• **Description of the task**:
Can you output every line of the records below word for word, omitting the pictures?

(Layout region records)
<<<<

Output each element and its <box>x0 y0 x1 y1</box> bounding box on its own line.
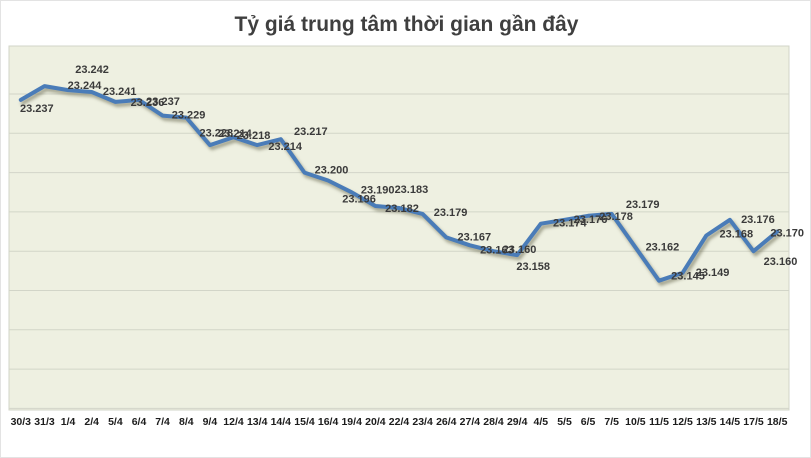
data-label: 23.167 <box>457 231 491 243</box>
x-axis-label: 1/4 <box>61 416 76 428</box>
data-label: 23.182 <box>385 203 419 215</box>
x-axis-label: 31/3 <box>34 416 55 428</box>
x-axis-label: 11/5 <box>649 416 669 428</box>
x-axis-label: 26/4 <box>436 416 457 428</box>
x-axis-label: 2/4 <box>84 416 99 428</box>
data-label: 23.176 <box>574 214 608 226</box>
data-label: 23.228 <box>199 128 233 140</box>
data-label: 23.190 <box>361 184 395 196</box>
data-label: 23.218 <box>237 130 271 142</box>
x-axis-label: 12/4 <box>223 416 244 428</box>
data-label: 23.170 <box>770 228 804 240</box>
x-axis-label: 7/4 <box>155 416 170 428</box>
x-axis-label: 30/3 <box>11 416 32 428</box>
x-axis-label: 9/4 <box>203 416 218 428</box>
data-label: 23.200 <box>315 165 349 177</box>
data-label: 23.214 <box>218 128 253 140</box>
x-axis-label: 14/4 <box>271 416 292 428</box>
data-label: 23.217 <box>294 126 328 138</box>
data-label: 23.149 <box>696 267 730 279</box>
data-label: 23.178 <box>599 211 633 223</box>
x-axis-label: 19/4 <box>341 416 362 428</box>
plot-area <box>9 46 789 410</box>
x-axis-label: 27/4 <box>460 416 481 428</box>
plot-border <box>8 45 790 411</box>
data-label: 23.176 <box>741 214 775 226</box>
x-axis-label: 10/5 <box>625 416 646 428</box>
data-label: 23.158 <box>516 261 550 273</box>
x-axis-label: 13/5 <box>696 416 717 428</box>
data-label: 23.237 <box>20 103 54 115</box>
x-axis-label: 18/5 <box>767 416 788 428</box>
data-label: 23.145 <box>671 271 705 283</box>
x-axis-label: 7/5 <box>604 416 619 428</box>
data-label: 23.244 <box>68 80 103 92</box>
data-label: 23.196 <box>342 194 376 206</box>
data-label: 23.160 <box>764 256 798 268</box>
x-axis-label: 23/4 <box>412 416 433 428</box>
x-axis-label: 16/4 <box>318 416 339 428</box>
data-label: 23.242 <box>75 64 109 76</box>
data-label: 23.241 <box>103 86 137 98</box>
data-label: 23.163 <box>480 244 514 256</box>
x-axis-label: 5/5 <box>557 416 572 428</box>
data-label: 23.214 <box>268 141 303 153</box>
data-label: 23.179 <box>626 199 660 211</box>
rate-line-series <box>18 84 780 283</box>
x-axis-label: 22/4 <box>389 416 410 428</box>
x-axis-label: 12/5 <box>672 416 693 428</box>
x-axis-label: 4/5 <box>533 416 548 428</box>
x-axis-label: 29/4 <box>507 416 528 428</box>
data-label: 23.160 <box>503 244 537 256</box>
x-axis-label: 14/5 <box>720 416 741 428</box>
data-label: 23.168 <box>719 229 753 241</box>
x-axis-label: 20/4 <box>365 416 386 428</box>
data-label: 23.229 <box>172 110 206 122</box>
x-axis-label: 17/5 <box>743 416 764 428</box>
x-axis-label: 8/4 <box>179 416 194 428</box>
x-axis-label: 13/4 <box>247 416 268 428</box>
x-axis-label: 6/4 <box>132 416 147 428</box>
x-axis-label: 5/4 <box>108 416 123 428</box>
data-label: 23.183 <box>395 184 429 196</box>
data-label: 23.236 <box>131 97 165 109</box>
data-label: 23.237 <box>146 96 180 108</box>
data-label: 23.162 <box>646 241 680 253</box>
x-axis-label: 6/5 <box>581 416 596 428</box>
x-axis-label: 15/4 <box>294 416 315 428</box>
data-label: 23.179 <box>434 207 468 219</box>
data-label: 23.174 <box>553 218 588 230</box>
chart-title: Tỷ giá trung tâm thời gian gần đây <box>234 13 579 36</box>
x-axis-label: 28/4 <box>483 416 504 428</box>
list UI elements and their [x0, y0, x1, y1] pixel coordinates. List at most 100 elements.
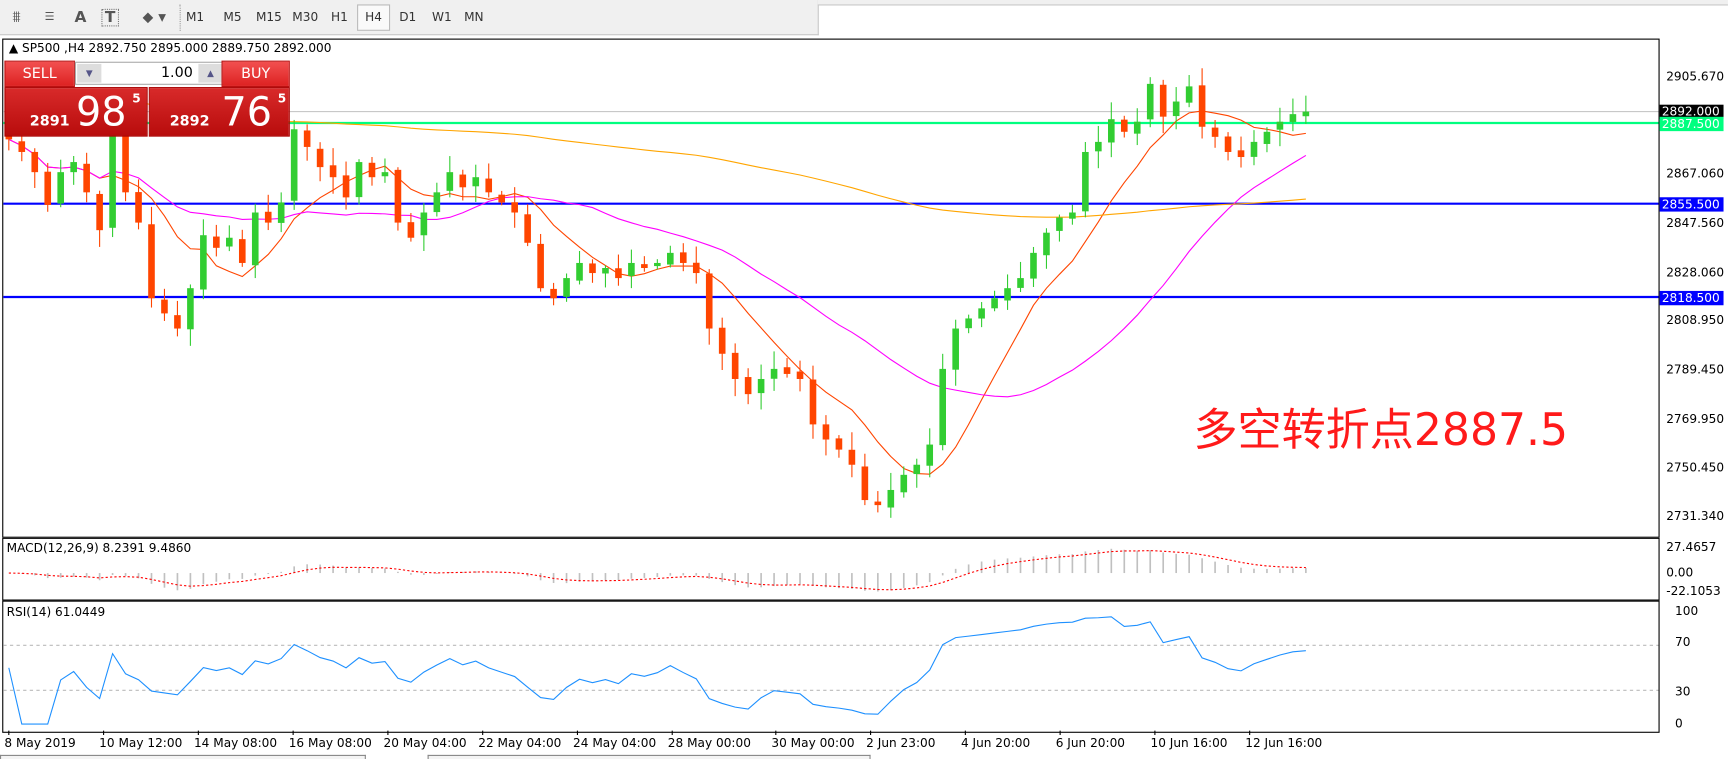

>>>>

• **Reply**:
Output each element and its <box>x0 y0 x1 y1</box> bounding box on its own line.
data-label: 23.167 <box>457 231 491 243</box>
x-axis-label: 1/4 <box>61 416 76 428</box>
data-label: 23.182 <box>385 203 419 215</box>
x-axis-label: 31/3 <box>34 416 55 428</box>
x-axis-label: 11/5 <box>649 416 669 428</box>
x-axis-label: 26/4 <box>436 416 457 428</box>
x-axis-label: 2/4 <box>84 416 99 428</box>
data-label: 23.176 <box>574 214 608 226</box>
data-label: 23.228 <box>199 128 233 140</box>
data-label: 23.190 <box>361 184 395 196</box>
data-label: 23.218 <box>237 130 271 142</box>
x-axis-label: 12/4 <box>223 416 244 428</box>
data-label: 23.170 <box>770 228 804 240</box>
x-axis-label: 7/4 <box>155 416 170 428</box>
x-axis-label: 30/3 <box>11 416 32 428</box>
x-axis-label: 9/4 <box>203 416 218 428</box>
data-label: 23.200 <box>315 165 349 177</box>
data-label: 23.214 <box>218 128 253 140</box>
x-axis-label: 14/4 <box>271 416 292 428</box>
data-label: 23.217 <box>294 126 328 138</box>
data-label: 23.149 <box>696 267 730 279</box>
data-label: 23.178 <box>599 211 633 223</box>
x-axis-label: 19/4 <box>341 416 362 428</box>
plot-area <box>9 46 789 410</box>
x-axis-label: 27/4 <box>460 416 481 428</box>
plot-border <box>8 45 790 411</box>
data-label: 23.176 <box>741 214 775 226</box>
x-axis-label: 10/5 <box>625 416 646 428</box>
data-label: 23.158 <box>516 261 550 273</box>
x-axis-label: 13/5 <box>696 416 717 428</box>
data-label: 23.237 <box>20 103 54 115</box>
x-axis-label: 18/5 <box>767 416 788 428</box>
data-label: 23.145 <box>671 271 705 283</box>
x-axis-label: 7/5 <box>604 416 619 428</box>
data-label: 23.244 <box>68 80 103 92</box>
data-label: 23.196 <box>342 194 376 206</box>
data-label: 23.160 <box>764 256 798 268</box>
x-axis-label: 23/4 <box>412 416 433 428</box>
x-axis-label: 16/4 <box>318 416 339 428</box>
data-label: 23.242 <box>75 64 109 76</box>
data-label: 23.241 <box>103 86 137 98</box>
data-label: 23.163 <box>480 244 514 256</box>
x-axis-label: 5/5 <box>557 416 572 428</box>
data-label: 23.214 <box>268 141 303 153</box>
data-label: 23.179 <box>626 199 660 211</box>
rate-line-series <box>18 84 780 283</box>
x-axis-label: 22/4 <box>389 416 410 428</box>
x-axis-label: 12/5 <box>672 416 693 428</box>
x-axis-label: 4/5 <box>533 416 548 428</box>
x-axis-label: 29/4 <box>507 416 528 428</box>
data-label: 23.160 <box>503 244 537 256</box>
x-axis-label: 14/5 <box>720 416 741 428</box>
data-label: 23.168 <box>719 229 753 241</box>
x-axis-label: 20/4 <box>365 416 386 428</box>
data-label: 23.229 <box>172 110 206 122</box>
x-axis-label: 17/5 <box>743 416 764 428</box>
x-axis-label: 8/4 <box>179 416 194 428</box>
x-axis-label: 13/4 <box>247 416 268 428</box>
x-axis-label: 6/4 <box>132 416 147 428</box>
x-axis-label: 5/4 <box>108 416 123 428</box>
data-label: 23.183 <box>395 184 429 196</box>
data-label: 23.236 <box>131 97 165 109</box>
data-label: 23.237 <box>146 96 180 108</box>
data-label: 23.162 <box>646 241 680 253</box>
x-axis-label: 6/5 <box>581 416 596 428</box>
x-axis-label: 15/4 <box>294 416 315 428</box>
data-label: 23.179 <box>434 207 468 219</box>
data-label: 23.174 <box>553 218 588 230</box>
chart-title: Tỷ giá trung tâm thời gian gần đây <box>234 13 579 36</box>
x-axis-label: 28/4 <box>483 416 504 428</box>
list UI elements and their [x0, y0, x1, y1] pixel coordinates. List at most 100 elements.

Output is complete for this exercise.